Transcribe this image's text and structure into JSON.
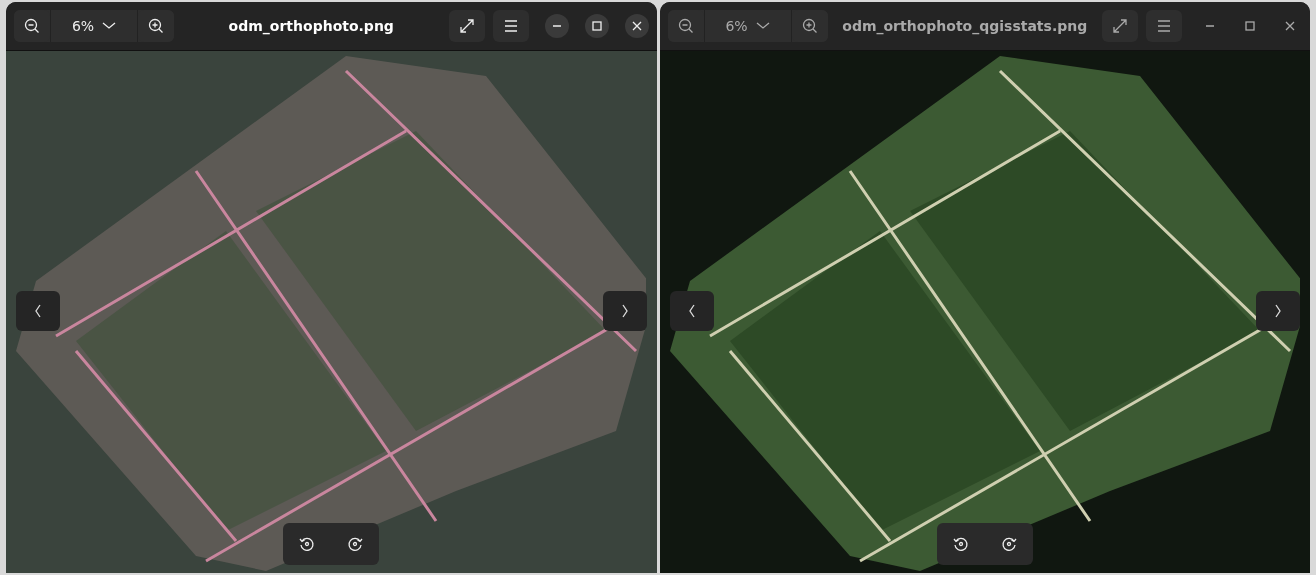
{
  "windows": [
    {
      "title": "odm_orthophoto.png",
      "zoom": "6%",
      "active": true
    },
    {
      "title": "odm_orthophoto_qgisstats.png",
      "zoom": "6%",
      "active": false
    }
  ]
}
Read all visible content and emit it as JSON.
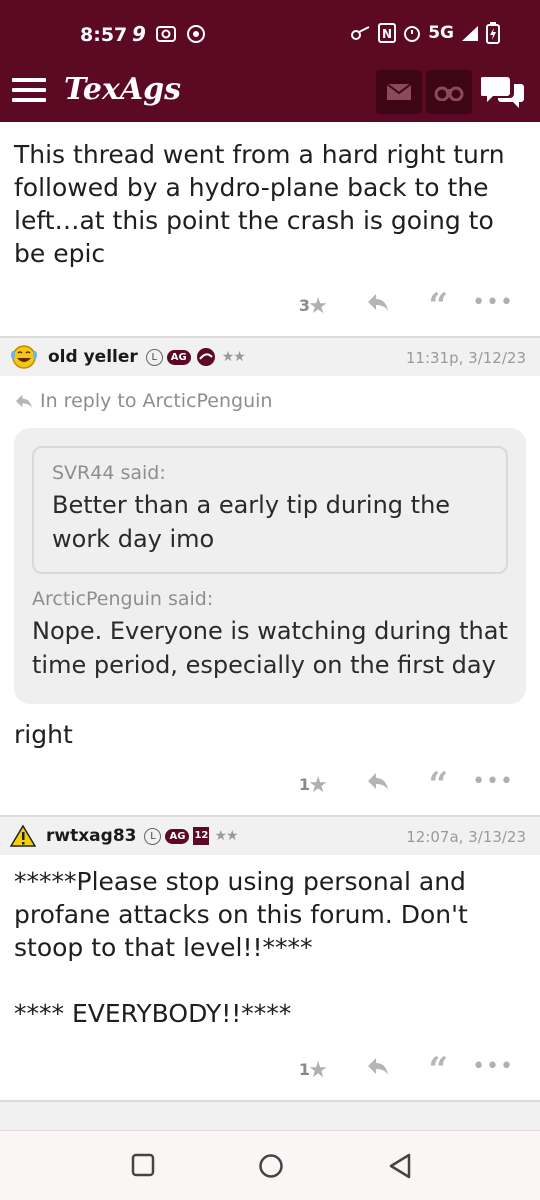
{
  "status": {
    "time": "8:57",
    "network": "5G"
  },
  "app": {
    "logo": "TexAgs"
  },
  "posts": [
    {
      "body": "This thread went from a hard right turn followed by a hydro-plane back to the left…at this point the crash is going to be epic",
      "star_count": "3"
    },
    {
      "username": "old yeller",
      "badges": {
        "l": "L",
        "ag": "AG"
      },
      "rating": "★★",
      "timestamp": "11:31p, 3/12/23",
      "in_reply_to": "In reply to ArcticPenguin",
      "quotes": [
        {
          "said": "SVR44 said:",
          "text": "Better than a early tip during the work day imo"
        },
        {
          "said": "ArcticPenguin said:",
          "text": "Nope. Everyone is watching during that time period, especially on the first day"
        }
      ],
      "body": "right",
      "star_count": "1"
    },
    {
      "username": "rwtxag83",
      "badges": {
        "l": "L",
        "ag": "AG",
        "num": "12"
      },
      "rating": "★★",
      "timestamp": "12:07a, 3/13/23",
      "body_line1": "*****Please stop using personal and profane attacks on this forum. Don't stoop to that level!!****",
      "body_line2": "**** EVERYBODY!!****",
      "star_count": "1"
    }
  ],
  "icons": {
    "menu": "hamburger-icon",
    "mail": "envelope-icon",
    "binoculars": "binoculars-icon",
    "chat": "chat-bubbles-icon",
    "reply": "reply-arrow-icon",
    "quote": "quote-icon",
    "more": "more-dots-icon",
    "star": "star-icon"
  },
  "colors": {
    "brand": "#5c0a23",
    "header_bg": "#f1f1f1",
    "quote_bg": "#efefef"
  }
}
□ □ □ □
[OBJECTIVE]: Print every record above exactly as written, leaving out the pictures.

[TASK RESULT]:
Transcribe this image's text and structure into JSON.
{
  "windows": [
    {
      "title": "odm_orthophoto.png",
      "zoom": "6%",
      "active": true
    },
    {
      "title": "odm_orthophoto_qgisstats.png",
      "zoom": "6%",
      "active": false
    }
  ]
}
Read all visible content and emit it as JSON.
{
  "status": {
    "time": "8:57",
    "network": "5G"
  },
  "app": {
    "logo": "TexAgs"
  },
  "posts": [
    {
      "body": "This thread went from a hard right turn followed by a hydro-plane back to the left…at this point the crash is going to be epic",
      "star_count": "3"
    },
    {
      "username": "old yeller",
      "badges": {
        "l": "L",
        "ag": "AG"
      },
      "rating": "★★",
      "timestamp": "11:31p, 3/12/23",
      "in_reply_to": "In reply to ArcticPenguin",
      "quotes": [
        {
          "said": "SVR44 said:",
          "text": "Better than a early tip during the work day imo"
        },
        {
          "said": "ArcticPenguin said:",
          "text": "Nope. Everyone is watching during that time period, especially on the first day"
        }
      ],
      "body": "right",
      "star_count": "1"
    },
    {
      "username": "rwtxag83",
      "badges": {
        "l": "L",
        "ag": "AG",
        "num": "12"
      },
      "rating": "★★",
      "timestamp": "12:07a, 3/13/23",
      "body_line1": "*****Please stop using personal and profane attacks on this forum. Don't stoop to that level!!****",
      "body_line2": "**** EVERYBODY!!****",
      "star_count": "1"
    }
  ],
  "icons": {
    "menu": "hamburger-icon",
    "mail": "envelope-icon",
    "binoculars": "binoculars-icon",
    "chat": "chat-bubbles-icon",
    "reply": "reply-arrow-icon",
    "quote": "quote-icon",
    "more": "more-dots-icon",
    "star": "star-icon"
  },
  "colors": {
    "brand": "#5c0a23",
    "header_bg": "#f1f1f1",
    "quote_bg": "#efefef"
  }
}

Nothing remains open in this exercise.